**Record extracts:**
--- start ---

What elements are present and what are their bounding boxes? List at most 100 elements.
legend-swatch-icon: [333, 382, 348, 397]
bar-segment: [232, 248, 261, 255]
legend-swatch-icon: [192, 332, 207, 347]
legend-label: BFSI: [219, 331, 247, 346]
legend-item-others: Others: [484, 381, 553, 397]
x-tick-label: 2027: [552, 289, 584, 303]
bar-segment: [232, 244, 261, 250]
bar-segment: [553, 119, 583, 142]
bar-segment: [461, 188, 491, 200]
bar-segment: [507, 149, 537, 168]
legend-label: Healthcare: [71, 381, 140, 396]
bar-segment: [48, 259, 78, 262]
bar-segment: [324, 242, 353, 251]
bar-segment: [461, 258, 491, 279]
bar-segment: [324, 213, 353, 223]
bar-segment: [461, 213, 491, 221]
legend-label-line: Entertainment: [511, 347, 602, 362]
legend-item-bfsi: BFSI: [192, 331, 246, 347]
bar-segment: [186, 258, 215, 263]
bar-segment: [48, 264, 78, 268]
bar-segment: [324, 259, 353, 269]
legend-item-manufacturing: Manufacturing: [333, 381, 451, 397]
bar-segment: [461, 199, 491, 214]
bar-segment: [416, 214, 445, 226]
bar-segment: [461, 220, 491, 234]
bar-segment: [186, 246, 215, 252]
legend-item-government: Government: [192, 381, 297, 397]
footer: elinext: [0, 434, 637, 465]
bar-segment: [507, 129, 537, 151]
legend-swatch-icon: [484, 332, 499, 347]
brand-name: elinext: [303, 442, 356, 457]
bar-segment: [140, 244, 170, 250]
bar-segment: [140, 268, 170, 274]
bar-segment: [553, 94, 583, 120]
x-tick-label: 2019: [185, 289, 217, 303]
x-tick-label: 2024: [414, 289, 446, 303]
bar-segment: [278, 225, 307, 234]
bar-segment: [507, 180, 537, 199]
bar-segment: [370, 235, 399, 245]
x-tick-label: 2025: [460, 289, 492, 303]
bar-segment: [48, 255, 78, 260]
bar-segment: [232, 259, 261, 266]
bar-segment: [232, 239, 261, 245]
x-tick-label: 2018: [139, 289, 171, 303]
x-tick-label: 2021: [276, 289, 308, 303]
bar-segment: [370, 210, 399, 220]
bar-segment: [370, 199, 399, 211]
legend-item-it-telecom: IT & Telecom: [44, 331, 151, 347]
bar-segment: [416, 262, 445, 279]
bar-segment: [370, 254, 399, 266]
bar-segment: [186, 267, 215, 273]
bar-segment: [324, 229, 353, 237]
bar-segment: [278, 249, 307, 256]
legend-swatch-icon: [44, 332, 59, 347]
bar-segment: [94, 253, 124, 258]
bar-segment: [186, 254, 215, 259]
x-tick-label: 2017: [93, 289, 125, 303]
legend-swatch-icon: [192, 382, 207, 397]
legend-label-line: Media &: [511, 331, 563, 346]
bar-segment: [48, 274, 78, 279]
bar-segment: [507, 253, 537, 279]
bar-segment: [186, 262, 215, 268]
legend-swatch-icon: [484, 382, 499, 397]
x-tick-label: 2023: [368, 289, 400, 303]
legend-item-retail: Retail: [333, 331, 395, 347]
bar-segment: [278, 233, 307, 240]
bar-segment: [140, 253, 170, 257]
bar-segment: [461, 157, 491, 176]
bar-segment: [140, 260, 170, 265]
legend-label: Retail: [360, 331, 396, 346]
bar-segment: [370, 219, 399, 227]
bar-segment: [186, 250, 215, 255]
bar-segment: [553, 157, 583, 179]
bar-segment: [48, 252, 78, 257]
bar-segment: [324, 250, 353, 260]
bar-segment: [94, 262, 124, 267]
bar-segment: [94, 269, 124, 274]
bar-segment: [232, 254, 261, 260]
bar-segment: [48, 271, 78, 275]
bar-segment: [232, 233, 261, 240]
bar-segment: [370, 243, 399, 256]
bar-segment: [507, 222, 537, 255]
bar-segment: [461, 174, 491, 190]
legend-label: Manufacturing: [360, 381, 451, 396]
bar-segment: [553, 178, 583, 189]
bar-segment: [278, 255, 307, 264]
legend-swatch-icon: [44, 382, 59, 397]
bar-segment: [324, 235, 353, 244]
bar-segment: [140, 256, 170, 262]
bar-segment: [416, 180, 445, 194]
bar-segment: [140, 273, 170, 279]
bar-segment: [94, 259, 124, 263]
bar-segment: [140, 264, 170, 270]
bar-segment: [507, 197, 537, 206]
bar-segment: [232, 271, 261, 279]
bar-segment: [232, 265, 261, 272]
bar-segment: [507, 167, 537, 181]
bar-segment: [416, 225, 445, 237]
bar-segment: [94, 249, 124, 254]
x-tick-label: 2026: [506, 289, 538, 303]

--- end ---

**Your goal:** Reproduce the entries word for word, starting at the very first line and ending at the line that contains "x-tick-label: 2019: [185, 289, 217, 303]", with that line included.

**Output of the exercise:**
What elements are present and what are their bounding boxes? List at most 100 elements.
legend-swatch-icon: [333, 382, 348, 397]
bar-segment: [232, 248, 261, 255]
legend-swatch-icon: [192, 332, 207, 347]
legend-label: BFSI: [219, 331, 247, 346]
legend-item-others: Others: [484, 381, 553, 397]
x-tick-label: 2027: [552, 289, 584, 303]
bar-segment: [232, 244, 261, 250]
bar-segment: [553, 119, 583, 142]
bar-segment: [461, 188, 491, 200]
bar-segment: [507, 149, 537, 168]
legend-label: Healthcare: [71, 381, 140, 396]
bar-segment: [48, 259, 78, 262]
bar-segment: [324, 242, 353, 251]
bar-segment: [461, 258, 491, 279]
bar-segment: [324, 213, 353, 223]
bar-segment: [461, 213, 491, 221]
legend-label-line: Entertainment: [511, 347, 602, 362]
legend-item-bfsi: BFSI: [192, 331, 246, 347]
bar-segment: [186, 258, 215, 263]
bar-segment: [48, 264, 78, 268]
bar-segment: [324, 259, 353, 269]
legend-item-manufacturing: Manufacturing: [333, 381, 451, 397]
bar-segment: [461, 199, 491, 214]
bar-segment: [416, 214, 445, 226]
bar-segment: [461, 220, 491, 234]
bar-segment: [186, 246, 215, 252]
legend-item-government: Government: [192, 381, 297, 397]
footer: elinext: [0, 434, 637, 465]
bar-segment: [507, 129, 537, 151]
legend-swatch-icon: [484, 332, 499, 347]
brand-name: elinext: [303, 442, 356, 457]
bar-segment: [140, 244, 170, 250]
bar-segment: [140, 268, 170, 274]
bar-segment: [553, 94, 583, 120]
x-tick-label: 2019: [185, 289, 217, 303]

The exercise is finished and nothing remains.